### Goal
Return the listing below in full, with every line exactly as it is.

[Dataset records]

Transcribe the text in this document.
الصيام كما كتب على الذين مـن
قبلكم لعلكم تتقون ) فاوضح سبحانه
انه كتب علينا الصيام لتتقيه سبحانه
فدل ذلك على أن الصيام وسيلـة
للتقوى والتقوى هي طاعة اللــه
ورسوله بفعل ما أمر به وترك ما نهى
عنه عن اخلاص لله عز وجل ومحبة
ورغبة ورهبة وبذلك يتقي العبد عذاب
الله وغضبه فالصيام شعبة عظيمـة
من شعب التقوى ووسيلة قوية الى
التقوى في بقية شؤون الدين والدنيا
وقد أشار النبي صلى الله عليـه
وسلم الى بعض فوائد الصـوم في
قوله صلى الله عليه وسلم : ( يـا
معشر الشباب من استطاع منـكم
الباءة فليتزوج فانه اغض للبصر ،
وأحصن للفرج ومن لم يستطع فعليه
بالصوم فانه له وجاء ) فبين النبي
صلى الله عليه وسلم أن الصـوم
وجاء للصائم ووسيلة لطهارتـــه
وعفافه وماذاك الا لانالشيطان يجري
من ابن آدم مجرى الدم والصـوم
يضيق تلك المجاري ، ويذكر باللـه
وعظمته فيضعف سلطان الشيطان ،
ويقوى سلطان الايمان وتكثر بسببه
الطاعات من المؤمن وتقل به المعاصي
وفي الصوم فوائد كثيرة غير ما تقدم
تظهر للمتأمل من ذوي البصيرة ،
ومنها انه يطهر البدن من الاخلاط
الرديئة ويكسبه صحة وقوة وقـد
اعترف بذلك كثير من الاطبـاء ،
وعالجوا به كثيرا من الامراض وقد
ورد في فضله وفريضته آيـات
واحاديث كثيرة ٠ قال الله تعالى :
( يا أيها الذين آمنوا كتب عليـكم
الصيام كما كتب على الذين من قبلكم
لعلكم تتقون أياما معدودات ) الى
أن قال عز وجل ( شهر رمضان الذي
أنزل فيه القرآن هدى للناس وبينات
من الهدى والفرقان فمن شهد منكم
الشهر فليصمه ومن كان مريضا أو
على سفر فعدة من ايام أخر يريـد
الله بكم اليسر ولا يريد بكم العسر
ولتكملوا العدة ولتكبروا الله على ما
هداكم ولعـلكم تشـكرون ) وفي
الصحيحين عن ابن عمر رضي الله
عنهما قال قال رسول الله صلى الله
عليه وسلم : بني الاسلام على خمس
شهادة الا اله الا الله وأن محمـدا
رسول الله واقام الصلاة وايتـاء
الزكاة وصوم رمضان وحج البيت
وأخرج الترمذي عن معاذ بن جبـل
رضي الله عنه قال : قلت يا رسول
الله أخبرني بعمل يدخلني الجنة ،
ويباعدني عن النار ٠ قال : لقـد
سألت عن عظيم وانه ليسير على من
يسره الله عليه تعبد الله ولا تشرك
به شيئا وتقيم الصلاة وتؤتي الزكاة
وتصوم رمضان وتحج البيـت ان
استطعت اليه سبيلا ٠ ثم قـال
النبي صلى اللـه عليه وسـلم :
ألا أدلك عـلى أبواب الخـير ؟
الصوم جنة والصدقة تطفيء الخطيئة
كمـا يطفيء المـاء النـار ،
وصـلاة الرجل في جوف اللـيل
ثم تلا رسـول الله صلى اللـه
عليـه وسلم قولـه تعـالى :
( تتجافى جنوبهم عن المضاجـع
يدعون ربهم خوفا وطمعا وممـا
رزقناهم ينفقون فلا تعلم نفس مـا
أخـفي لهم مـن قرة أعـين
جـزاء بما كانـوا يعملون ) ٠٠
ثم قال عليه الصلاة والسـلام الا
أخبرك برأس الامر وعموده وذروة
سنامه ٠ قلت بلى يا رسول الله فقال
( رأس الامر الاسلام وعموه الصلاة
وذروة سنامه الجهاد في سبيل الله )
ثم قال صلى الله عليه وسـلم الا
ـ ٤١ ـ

### Answer to the exercise
Transcribe the text in this document.
الصيام كما كتب على الذين مـن
قبلكم لعلكم تتقون ) فاوضح سبحانه
انه كتب علينا الصيام لتتقيه سبحانه
فدل ذلك على أن الصيام وسيلـة
للتقوى والتقوى هي طاعة اللــه
ورسوله بفعل ما أمر به وترك ما نهى
عنه عن اخلاص لله عز وجل ومحبة
ورغبة ورهبة وبذلك يتقي العبد عذاب
الله وغضبه فالصيام شعبة عظيمـة
من شعب التقوى ووسيلة قوية الى
التقوى في بقية شؤون الدين والدنيا
وقد أشار النبي صلى الله عليـه
وسلم الى بعض فوائد الصـوم في
قوله صلى الله عليه وسلم : ( يـا
معشر الشباب من استطاع منـكم
الباءة فليتزوج فانه اغض للبصر ،
وأحصن للفرج ومن لم يستطع فعليه
بالصوم فانه له وجاء ) فبين النبي
صلى الله عليه وسلم أن الصـوم
وجاء للصائم ووسيلة لطهارتـــه
وعفافه وماذاك الا لانالشيطان يجري
من ابن آدم مجرى الدم والصـوم
يضيق تلك المجاري ، ويذكر باللـه
وعظمته فيضعف سلطان الشيطان ،
ويقوى سلطان الايمان وتكثر بسببه
الطاعات من المؤمن وتقل به المعاصي
وفي الصوم فوائد كثيرة غير ما تقدم
تظهر للمتأمل من ذوي البصيرة ،
ومنها انه يطهر البدن من الاخلاط
الرديئة ويكسبه صحة وقوة وقـد
اعترف بذلك كثير من الاطبـاء ،
وعالجوا به كثيرا من الامراض وقد
ورد في فضله وفريضته آيـات
واحاديث كثيرة ٠ قال الله تعالى :
( يا أيها الذين آمنوا كتب عليـكم
الصيام كما كتب على الذين من قبلكم
لعلكم تتقون أياما معدودات ) الى
أن قال عز وجل ( شهر رمضان الذي
أنزل فيه القرآن هدى للناس وبينات
من الهدى والفرقان فمن شهد منكم
الشهر فليصمه ومن كان مريضا أو
على سفر فعدة من ايام أخر يريـد
الله بكم اليسر ولا يريد بكم العسر
ولتكملوا العدة ولتكبروا الله على ما
هداكم ولعـلكم تشـكرون ) وفي
الصحيحين عن ابن عمر رضي الله
عنهما قال قال رسول الله صلى الله
عليه وسلم : بني الاسلام على خمس
شهادة الا اله الا الله وأن محمـدا
رسول الله واقام الصلاة وايتـاء
الزكاة وصوم رمضان وحج البيت
وأخرج الترمذي عن معاذ بن جبـل
رضي الله عنه قال : قلت يا رسول
الله أخبرني بعمل يدخلني الجنة ،
ويباعدني عن النار ٠ قال : لقـد
سألت عن عظيم وانه ليسير على من
يسره الله عليه تعبد الله ولا تشرك
به شيئا وتقيم الصلاة وتؤتي الزكاة
وتصوم رمضان وتحج البيـت ان
استطعت اليه سبيلا ٠ ثم قـال
النبي صلى اللـه عليه وسـلم :
ألا أدلك عـلى أبواب الخـير ؟
الصوم جنة والصدقة تطفيء الخطيئة
كمـا يطفيء المـاء النـار ،
وصـلاة الرجل في جوف اللـيل
ثم تلا رسـول الله صلى اللـه
عليـه وسلم قولـه تعـالى :
( تتجافى جنوبهم عن المضاجـع
يدعون ربهم خوفا وطمعا وممـا
رزقناهم ينفقون فلا تعلم نفس مـا
أخـفي لهم مـن قرة أعـين
جـزاء بما كانـوا يعملون ) ٠٠
ثم قال عليه الصلاة والسـلام الا
أخبرك برأس الامر وعموده وذروة
سنامه ٠ قلت بلى يا رسول الله فقال
( رأس الامر الاسلام وعموه الصلاة
وذروة سنامه الجهاد في سبيل الله )
ثم قال صلى الله عليه وسـلم الا
ـ ٤١ ـ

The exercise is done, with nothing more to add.